- **INSTRUCTION**
Transcribe all of the records precisely as they are presented.
▼
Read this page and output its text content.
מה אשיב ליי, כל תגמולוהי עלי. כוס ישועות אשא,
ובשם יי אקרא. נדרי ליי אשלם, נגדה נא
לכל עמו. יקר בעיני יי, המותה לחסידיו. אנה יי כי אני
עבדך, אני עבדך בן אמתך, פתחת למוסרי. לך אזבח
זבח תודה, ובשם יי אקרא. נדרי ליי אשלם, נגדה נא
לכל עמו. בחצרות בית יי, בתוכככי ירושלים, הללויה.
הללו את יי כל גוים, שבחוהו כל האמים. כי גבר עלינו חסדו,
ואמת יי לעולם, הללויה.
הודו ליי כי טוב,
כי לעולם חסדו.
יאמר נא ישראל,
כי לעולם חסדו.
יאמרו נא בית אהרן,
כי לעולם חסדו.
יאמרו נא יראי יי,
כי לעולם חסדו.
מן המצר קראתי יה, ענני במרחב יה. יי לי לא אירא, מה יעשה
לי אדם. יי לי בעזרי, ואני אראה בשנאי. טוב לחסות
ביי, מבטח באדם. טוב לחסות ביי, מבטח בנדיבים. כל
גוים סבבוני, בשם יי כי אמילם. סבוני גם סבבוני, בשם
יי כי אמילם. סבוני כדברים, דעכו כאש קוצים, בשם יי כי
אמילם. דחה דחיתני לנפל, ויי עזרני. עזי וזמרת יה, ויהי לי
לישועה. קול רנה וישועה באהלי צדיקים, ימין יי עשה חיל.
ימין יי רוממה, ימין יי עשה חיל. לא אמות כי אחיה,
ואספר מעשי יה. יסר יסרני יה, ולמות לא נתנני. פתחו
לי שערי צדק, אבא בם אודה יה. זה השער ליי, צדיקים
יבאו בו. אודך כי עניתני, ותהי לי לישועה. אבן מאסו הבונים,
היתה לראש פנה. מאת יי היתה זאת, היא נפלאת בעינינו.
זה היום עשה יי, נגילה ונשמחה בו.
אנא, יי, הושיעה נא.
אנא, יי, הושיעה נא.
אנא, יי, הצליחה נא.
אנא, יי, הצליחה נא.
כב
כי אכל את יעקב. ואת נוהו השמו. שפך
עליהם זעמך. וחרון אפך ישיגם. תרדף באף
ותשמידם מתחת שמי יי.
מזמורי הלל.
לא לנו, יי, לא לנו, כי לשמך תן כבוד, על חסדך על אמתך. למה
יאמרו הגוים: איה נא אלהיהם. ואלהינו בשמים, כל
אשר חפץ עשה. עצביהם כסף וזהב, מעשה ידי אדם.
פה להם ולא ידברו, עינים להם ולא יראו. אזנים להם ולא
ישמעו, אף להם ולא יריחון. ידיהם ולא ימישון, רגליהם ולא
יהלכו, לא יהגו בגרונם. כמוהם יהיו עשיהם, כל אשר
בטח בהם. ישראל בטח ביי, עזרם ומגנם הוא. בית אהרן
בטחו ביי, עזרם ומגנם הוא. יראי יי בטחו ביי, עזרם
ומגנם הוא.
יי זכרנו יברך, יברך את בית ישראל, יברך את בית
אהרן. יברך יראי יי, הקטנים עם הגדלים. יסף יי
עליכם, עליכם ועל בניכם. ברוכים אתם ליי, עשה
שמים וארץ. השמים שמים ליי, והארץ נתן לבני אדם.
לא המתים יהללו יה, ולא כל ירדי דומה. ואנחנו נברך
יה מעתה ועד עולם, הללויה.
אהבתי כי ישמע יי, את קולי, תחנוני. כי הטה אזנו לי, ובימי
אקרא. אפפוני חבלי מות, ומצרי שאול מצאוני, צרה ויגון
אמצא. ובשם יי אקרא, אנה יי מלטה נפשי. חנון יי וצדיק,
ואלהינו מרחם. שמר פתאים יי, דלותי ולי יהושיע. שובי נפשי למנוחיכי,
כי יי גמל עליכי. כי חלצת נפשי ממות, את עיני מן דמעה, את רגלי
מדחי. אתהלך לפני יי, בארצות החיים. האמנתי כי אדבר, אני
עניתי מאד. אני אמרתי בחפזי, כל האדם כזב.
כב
▲
- **ANSWER TO THIS PROBLEM**
Read this page and output its text content.
מה אשיב ליי, כל תגמולוהי עלי. כוס ישועות אשא,
ובשם יי אקרא. נדרי ליי אשלם, נגדה נא
לכל עמו. יקר בעיני יי, המותה לחסידיו. אנה יי כי אני
עבדך, אני עבדך בן אמתך, פתחת למוסרי. לך אזבח
זבח תודה, ובשם יי אקרא. נדרי ליי אשלם, נגדה נא
לכל עמו. בחצרות בית יי, בתוכככי ירושלים, הללויה.
הללו את יי כל גוים, שבחוהו כל האמים. כי גבר עלינו חסדו,
ואמת יי לעולם, הללויה.
הודו ליי כי טוב,
כי לעולם חסדו.
יאמר נא ישראל,
כי לעולם חסדו.
יאמרו נא בית אהרן,
כי לעולם חסדו.
יאמרו נא יראי יי,
כי לעולם חסדו.
מן המצר קראתי יה, ענני במרחב יה. יי לי לא אירא, מה יעשה
לי אדם. יי לי בעזרי, ואני אראה בשנאי. טוב לחסות
ביי, מבטח באדם. טוב לחסות ביי, מבטח בנדיבים. כל
גוים סבבוני, בשם יי כי אמילם. סבוני גם סבבוני, בשם
יי כי אמילם. סבוני כדברים, דעכו כאש קוצים, בשם יי כי
אמילם. דחה דחיתני לנפל, ויי עזרני. עזי וזמרת יה, ויהי לי
לישועה. קול רנה וישועה באהלי צדיקים, ימין יי עשה חיל.
ימין יי רוממה, ימין יי עשה חיל. לא אמות כי אחיה,
ואספר מעשי יה. יסר יסרני יה, ולמות לא נתנני. פתחו
לי שערי צדק, אבא בם אודה יה. זה השער ליי, צדיקים
יבאו בו. אודך כי עניתני, ותהי לי לישועה. אבן מאסו הבונים,
היתה לראש פנה. מאת יי היתה זאת, היא נפלאת בעינינו.
זה היום עשה יי, נגילה ונשמחה בו.
אנא, יי, הושיעה נא.
אנא, יי, הושיעה נא.
אנא, יי, הצליחה נא.
אנא, יי, הצליחה נא.
כב
כי אכל את יעקב. ואת נוהו השמו. שפך
עליהם זעמך. וחרון אפך ישיגם. תרדף באף
ותשמידם מתחת שמי יי.
מזמורי הלל.
לא לנו, יי, לא לנו, כי לשמך תן כבוד, על חסדך על אמתך. למה
יאמרו הגוים: איה נא אלהיהם. ואלהינו בשמים, כל
אשר חפץ עשה. עצביהם כסף וזהב, מעשה ידי אדם.
פה להם ולא ידברו, עינים להם ולא יראו. אזנים להם ולא
ישמעו, אף להם ולא יריחון. ידיהם ולא ימישון, רגליהם ולא
יהלכו, לא יהגו בגרונם. כמוהם יהיו עשיהם, כל אשר
בטח בהם. ישראל בטח ביי, עזרם ומגנם הוא. בית אהרן
בטחו ביי, עזרם ומגנם הוא. יראי יי בטחו ביי, עזרם
ומגנם הוא.
יי זכרנו יברך, יברך את בית ישראל, יברך את בית
אהרן. יברך יראי יי, הקטנים עם הגדלים. יסף יי
עליכם, עליכם ועל בניכם. ברוכים אתם ליי, עשה
שמים וארץ. השמים שמים ליי, והארץ נתן לבני אדם.
לא המתים יהללו יה, ולא כל ירדי דומה. ואנחנו נברך
יה מעתה ועד עולם, הללויה.
אהבתי כי ישמע יי, את קולי, תחנוני. כי הטה אזנו לי, ובימי
אקרא. אפפוני חבלי מות, ומצרי שאול מצאוני, צרה ויגון
אמצא. ובשם יי אקרא, אנה יי מלטה נפשי. חנון יי וצדיק,
ואלהינו מרחם. שמר פתאים יי, דלותי ולי יהושיע. שובי נפשי למנוחיכי,
כי יי גמל עליכי. כי חלצת נפשי ממות, את עיני מן דמעה, את רגלי
מדחי. אתהלך לפני יי, בארצות החיים. האמנתי כי אדבר, אני
עניתי מאד. אני אמרתי בחפזי, כל האדם כזב.
כב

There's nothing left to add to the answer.